Problem details -> Gather up the lines with the word "Eads" in them.
━━━━
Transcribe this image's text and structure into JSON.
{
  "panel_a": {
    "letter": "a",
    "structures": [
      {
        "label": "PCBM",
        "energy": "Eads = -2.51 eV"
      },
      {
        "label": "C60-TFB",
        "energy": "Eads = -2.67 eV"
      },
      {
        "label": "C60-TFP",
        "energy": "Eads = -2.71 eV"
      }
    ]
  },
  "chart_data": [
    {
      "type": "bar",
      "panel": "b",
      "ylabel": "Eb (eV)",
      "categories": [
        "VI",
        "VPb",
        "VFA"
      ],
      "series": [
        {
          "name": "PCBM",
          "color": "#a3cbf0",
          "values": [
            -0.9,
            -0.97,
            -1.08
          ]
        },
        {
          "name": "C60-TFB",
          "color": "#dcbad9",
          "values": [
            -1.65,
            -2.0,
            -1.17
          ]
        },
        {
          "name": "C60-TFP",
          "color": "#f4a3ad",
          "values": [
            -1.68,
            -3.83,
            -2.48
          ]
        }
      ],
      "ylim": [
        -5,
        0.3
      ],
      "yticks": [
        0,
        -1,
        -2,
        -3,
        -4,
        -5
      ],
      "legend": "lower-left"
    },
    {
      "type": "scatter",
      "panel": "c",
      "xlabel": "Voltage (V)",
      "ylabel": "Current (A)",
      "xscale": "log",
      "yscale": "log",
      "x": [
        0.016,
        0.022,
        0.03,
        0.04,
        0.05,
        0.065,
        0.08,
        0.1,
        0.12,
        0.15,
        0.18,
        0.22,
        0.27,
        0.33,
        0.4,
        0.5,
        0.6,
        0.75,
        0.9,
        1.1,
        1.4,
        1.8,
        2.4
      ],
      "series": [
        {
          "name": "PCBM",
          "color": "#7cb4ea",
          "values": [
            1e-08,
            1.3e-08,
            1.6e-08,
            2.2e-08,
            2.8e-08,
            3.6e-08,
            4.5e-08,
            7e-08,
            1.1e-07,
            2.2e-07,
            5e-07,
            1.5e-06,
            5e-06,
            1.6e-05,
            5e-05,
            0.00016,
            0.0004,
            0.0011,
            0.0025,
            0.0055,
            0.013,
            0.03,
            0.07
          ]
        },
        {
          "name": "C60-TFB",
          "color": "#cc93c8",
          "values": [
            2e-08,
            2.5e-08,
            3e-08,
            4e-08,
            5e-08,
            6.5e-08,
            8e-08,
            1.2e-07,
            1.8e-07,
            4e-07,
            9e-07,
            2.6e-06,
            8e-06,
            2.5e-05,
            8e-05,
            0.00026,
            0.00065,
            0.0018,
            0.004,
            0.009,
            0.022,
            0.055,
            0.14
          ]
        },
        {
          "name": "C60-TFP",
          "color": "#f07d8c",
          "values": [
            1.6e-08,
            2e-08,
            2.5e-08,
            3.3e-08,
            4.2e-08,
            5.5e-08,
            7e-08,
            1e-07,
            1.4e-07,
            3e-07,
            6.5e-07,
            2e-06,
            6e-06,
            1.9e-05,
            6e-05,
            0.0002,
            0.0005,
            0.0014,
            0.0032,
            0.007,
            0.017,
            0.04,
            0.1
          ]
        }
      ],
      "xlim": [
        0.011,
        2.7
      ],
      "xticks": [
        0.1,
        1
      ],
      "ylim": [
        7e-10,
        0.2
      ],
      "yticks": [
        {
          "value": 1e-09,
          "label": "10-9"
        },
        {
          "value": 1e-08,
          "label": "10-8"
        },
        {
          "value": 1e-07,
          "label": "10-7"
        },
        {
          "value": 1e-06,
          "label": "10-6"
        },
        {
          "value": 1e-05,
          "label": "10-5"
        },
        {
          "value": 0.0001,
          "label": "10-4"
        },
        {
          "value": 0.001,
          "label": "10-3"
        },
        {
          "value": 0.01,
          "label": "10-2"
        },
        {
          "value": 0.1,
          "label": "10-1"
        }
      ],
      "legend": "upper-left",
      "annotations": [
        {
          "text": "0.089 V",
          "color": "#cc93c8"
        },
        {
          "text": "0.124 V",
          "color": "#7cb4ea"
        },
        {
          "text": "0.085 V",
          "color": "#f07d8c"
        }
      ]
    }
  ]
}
━━━━
Solution to this problem ->
        "energy": "Eads = -2.51 eV"
        "energy": "Eads = -2.67 eV"
        "energy": "Eads = -2.71 eV"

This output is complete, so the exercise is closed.